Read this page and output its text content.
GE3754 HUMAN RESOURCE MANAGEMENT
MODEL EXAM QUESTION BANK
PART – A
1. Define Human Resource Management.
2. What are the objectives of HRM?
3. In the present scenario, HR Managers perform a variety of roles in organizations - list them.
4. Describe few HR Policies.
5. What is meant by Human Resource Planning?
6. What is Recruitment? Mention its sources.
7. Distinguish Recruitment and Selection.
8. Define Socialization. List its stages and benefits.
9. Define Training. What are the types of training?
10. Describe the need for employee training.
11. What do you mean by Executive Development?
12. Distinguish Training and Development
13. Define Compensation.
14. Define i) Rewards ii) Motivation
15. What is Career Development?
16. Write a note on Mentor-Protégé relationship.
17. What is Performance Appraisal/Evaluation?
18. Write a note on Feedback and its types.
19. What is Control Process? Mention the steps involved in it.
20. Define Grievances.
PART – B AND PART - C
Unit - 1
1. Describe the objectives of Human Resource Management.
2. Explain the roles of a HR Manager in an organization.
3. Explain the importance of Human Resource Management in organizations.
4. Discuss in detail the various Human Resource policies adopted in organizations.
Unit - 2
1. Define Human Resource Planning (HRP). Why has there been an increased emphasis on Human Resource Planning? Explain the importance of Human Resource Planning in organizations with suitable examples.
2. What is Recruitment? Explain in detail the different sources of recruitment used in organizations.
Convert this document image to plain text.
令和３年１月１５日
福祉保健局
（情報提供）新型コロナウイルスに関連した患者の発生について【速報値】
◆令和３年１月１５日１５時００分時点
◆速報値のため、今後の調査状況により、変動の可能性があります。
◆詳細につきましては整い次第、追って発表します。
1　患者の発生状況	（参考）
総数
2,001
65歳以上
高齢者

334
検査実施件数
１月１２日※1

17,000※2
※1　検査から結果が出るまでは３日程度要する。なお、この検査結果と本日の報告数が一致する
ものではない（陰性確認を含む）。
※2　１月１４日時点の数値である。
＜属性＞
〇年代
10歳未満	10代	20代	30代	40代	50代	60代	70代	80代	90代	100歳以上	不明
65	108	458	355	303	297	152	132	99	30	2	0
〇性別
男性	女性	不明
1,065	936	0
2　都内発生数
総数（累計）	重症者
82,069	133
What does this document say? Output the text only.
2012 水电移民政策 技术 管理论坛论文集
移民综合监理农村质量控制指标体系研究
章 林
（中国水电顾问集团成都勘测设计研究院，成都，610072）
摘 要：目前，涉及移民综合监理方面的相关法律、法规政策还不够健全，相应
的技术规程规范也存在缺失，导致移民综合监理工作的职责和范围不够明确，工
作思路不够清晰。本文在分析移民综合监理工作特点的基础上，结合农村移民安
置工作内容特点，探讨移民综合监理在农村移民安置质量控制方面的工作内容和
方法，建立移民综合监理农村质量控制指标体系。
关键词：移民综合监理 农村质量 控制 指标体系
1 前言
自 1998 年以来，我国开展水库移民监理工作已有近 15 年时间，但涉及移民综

-------

Exercise aim: Everything from the line containing "What does this" to the last line of the entries above should be quoted exactly, and only that.

The solution:
What does this document say? Output the text only.
2012 水电移民政策 技术 管理论坛论文集
移民综合监理农村质量控制指标体系研究
章 林
（中国水电顾问集团成都勘测设计研究院，成都，610072）
摘 要：目前，涉及移民综合监理方面的相关法律、法规政策还不够健全，相应
的技术规程规范也存在缺失，导致移民综合监理工作的职责和范围不够明确，工
作思路不够清晰。本文在分析移民综合监理工作特点的基础上，结合农村移民安
置工作内容特点，探讨移民综合监理在农村移民安置质量控制方面的工作内容和
方法，建立移民综合监理农村质量控制指标体系。
关键词：移民综合监理 农村质量 控制 指标体系
1 前言
自 1998 年以来，我国开展水库移民监理工作已有近 15 年时间，但涉及移民综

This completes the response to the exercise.